[PROBLEM DETAILS] Provide only the number of lines in the listing that contain the string "text".

-- start of RECORD EXCERPTS --

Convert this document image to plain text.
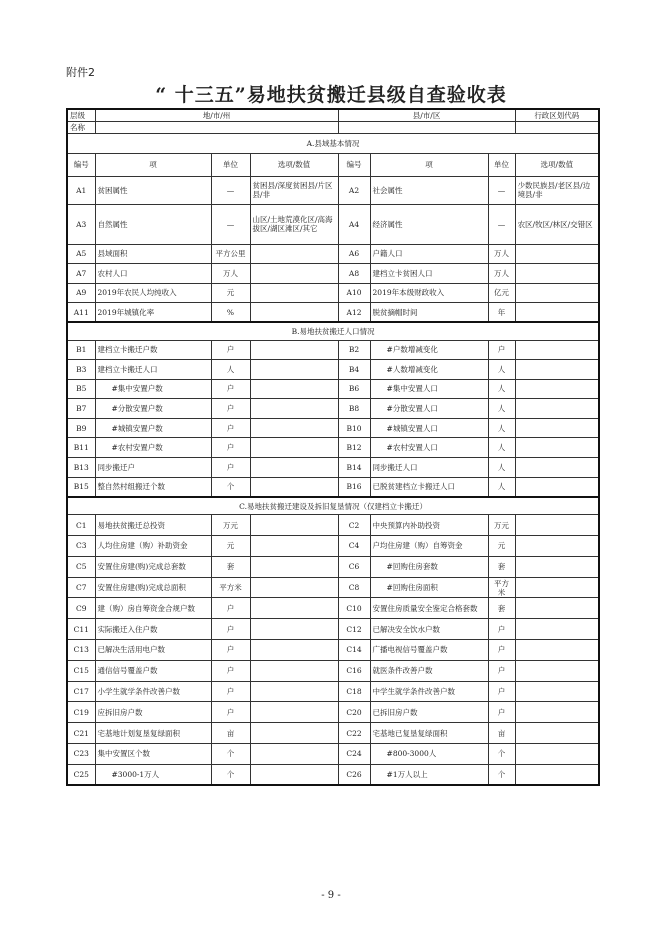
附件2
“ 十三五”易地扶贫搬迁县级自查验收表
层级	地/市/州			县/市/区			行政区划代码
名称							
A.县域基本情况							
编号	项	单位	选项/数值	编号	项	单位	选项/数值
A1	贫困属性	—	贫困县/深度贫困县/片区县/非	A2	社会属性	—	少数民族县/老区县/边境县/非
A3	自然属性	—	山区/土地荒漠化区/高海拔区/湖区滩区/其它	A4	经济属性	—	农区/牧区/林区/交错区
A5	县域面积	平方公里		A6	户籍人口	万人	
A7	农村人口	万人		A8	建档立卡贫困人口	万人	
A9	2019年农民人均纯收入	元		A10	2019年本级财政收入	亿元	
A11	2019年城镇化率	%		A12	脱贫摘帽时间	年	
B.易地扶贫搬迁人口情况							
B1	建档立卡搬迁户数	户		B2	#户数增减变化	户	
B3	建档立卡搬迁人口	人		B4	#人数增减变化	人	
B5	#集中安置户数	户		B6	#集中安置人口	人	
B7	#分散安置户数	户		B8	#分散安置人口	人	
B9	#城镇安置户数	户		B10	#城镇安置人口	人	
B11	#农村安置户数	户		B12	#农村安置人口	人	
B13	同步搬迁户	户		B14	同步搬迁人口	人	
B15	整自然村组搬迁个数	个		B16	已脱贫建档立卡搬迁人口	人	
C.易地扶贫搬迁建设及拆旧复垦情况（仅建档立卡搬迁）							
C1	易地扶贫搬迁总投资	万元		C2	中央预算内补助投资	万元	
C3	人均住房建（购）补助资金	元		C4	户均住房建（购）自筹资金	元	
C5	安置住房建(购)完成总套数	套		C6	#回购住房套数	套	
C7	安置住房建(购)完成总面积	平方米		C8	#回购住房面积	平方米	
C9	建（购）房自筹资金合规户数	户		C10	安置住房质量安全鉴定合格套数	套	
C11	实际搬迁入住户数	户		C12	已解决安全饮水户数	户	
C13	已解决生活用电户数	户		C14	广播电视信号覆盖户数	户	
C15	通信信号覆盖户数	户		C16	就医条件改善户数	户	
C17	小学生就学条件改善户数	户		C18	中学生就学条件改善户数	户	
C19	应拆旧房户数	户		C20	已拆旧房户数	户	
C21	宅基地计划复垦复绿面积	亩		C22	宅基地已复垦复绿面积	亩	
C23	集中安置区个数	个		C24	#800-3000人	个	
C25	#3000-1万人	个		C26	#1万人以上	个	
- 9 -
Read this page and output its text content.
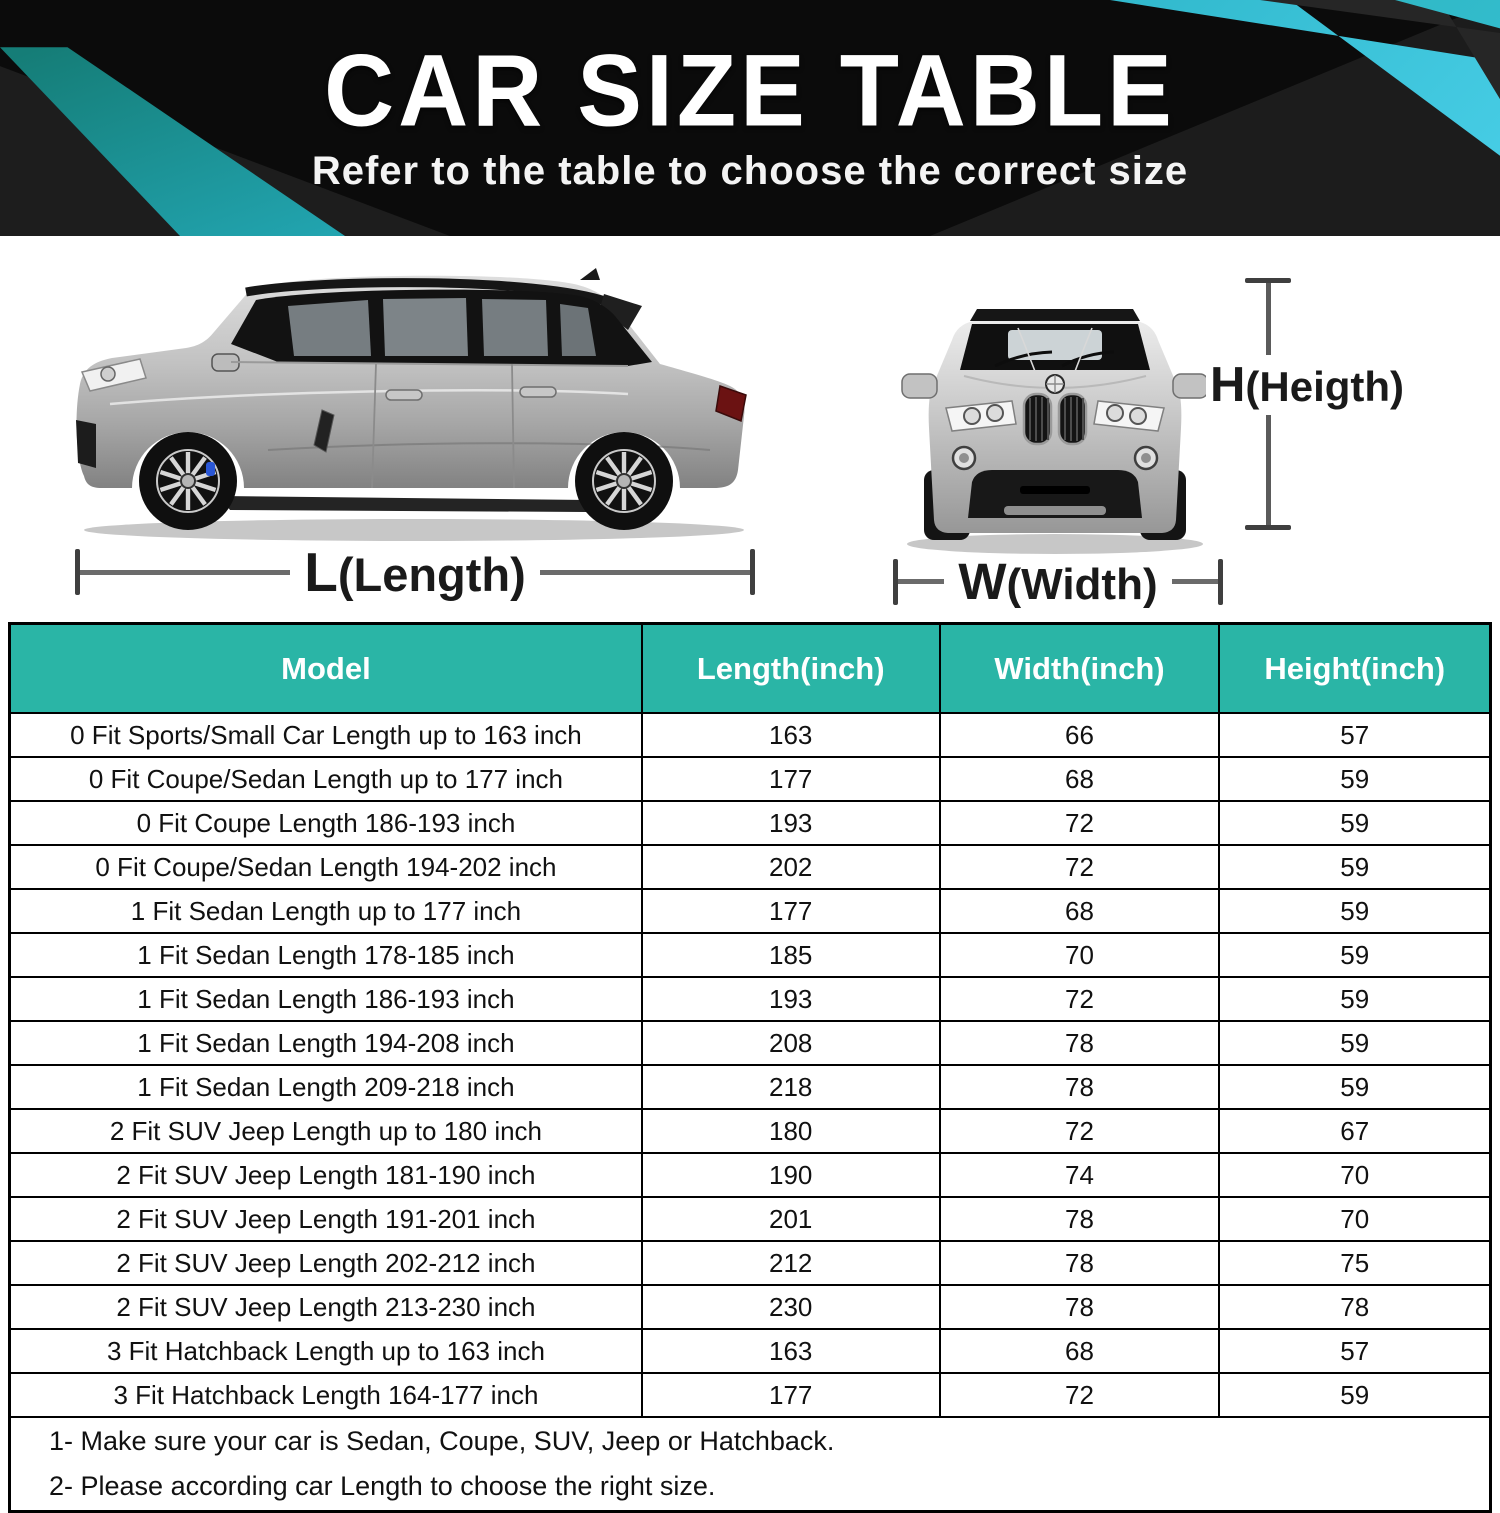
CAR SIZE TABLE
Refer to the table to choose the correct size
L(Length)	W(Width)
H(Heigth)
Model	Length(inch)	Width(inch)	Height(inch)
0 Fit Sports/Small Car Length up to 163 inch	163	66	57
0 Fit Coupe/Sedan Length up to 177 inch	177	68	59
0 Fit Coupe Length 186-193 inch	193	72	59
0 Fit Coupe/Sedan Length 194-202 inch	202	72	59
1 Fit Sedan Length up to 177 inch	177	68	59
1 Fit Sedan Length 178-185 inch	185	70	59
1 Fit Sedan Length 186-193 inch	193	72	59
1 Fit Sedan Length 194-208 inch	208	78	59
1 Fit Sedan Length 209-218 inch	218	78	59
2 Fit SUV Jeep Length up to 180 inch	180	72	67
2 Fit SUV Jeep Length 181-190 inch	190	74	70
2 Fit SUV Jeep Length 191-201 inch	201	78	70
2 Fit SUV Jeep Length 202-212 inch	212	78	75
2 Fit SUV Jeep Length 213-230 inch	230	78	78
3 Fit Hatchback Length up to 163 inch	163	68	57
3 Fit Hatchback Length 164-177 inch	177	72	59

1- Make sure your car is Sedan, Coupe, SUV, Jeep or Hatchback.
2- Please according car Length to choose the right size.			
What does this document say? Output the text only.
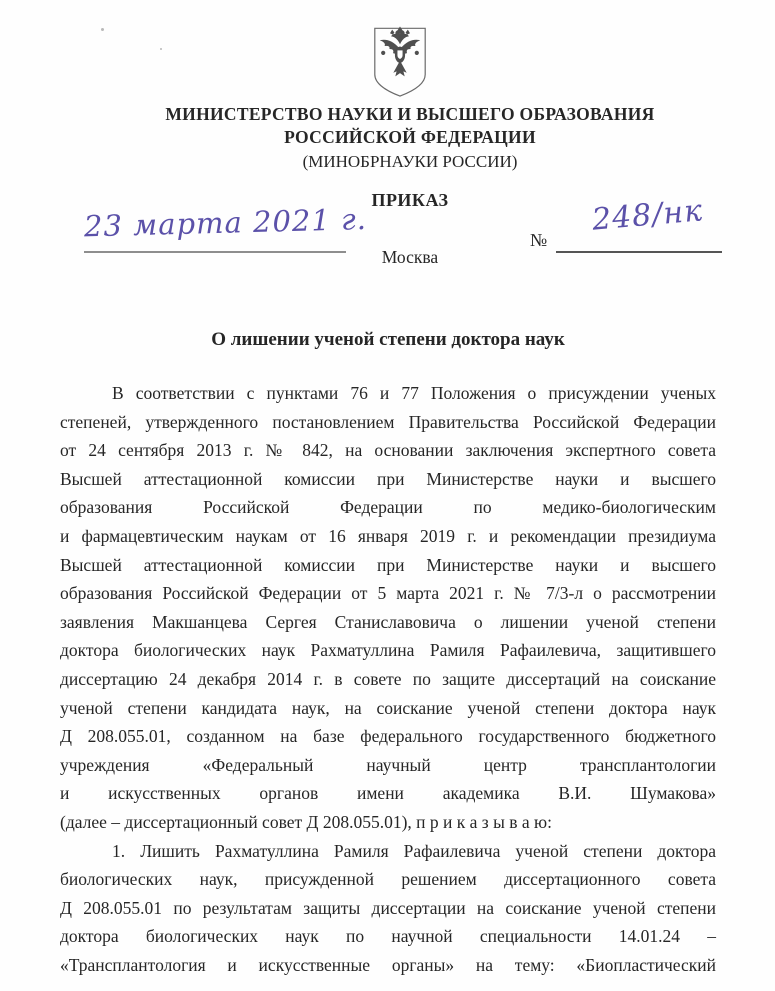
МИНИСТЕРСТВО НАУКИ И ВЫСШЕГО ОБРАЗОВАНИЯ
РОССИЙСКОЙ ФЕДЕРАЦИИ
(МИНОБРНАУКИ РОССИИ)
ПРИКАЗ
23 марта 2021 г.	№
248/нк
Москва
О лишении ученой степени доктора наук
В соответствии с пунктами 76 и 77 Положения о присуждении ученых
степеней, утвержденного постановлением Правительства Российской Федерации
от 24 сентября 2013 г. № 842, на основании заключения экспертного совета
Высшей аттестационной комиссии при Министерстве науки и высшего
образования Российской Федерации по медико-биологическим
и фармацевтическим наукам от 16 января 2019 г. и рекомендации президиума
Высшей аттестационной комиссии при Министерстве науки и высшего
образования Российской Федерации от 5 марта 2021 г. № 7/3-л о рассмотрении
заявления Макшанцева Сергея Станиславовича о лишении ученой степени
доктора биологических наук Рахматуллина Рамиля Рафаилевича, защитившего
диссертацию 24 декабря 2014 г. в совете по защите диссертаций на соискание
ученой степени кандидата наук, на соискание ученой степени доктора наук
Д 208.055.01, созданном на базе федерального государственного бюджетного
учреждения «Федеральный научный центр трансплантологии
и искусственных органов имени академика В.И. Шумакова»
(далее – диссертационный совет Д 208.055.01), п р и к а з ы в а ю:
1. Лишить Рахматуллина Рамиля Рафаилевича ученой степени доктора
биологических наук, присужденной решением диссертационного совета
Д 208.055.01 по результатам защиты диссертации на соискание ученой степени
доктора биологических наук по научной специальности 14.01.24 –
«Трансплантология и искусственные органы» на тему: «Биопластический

-- end of RECORD EXCERPTS --

[OUTPUT BELOW] 3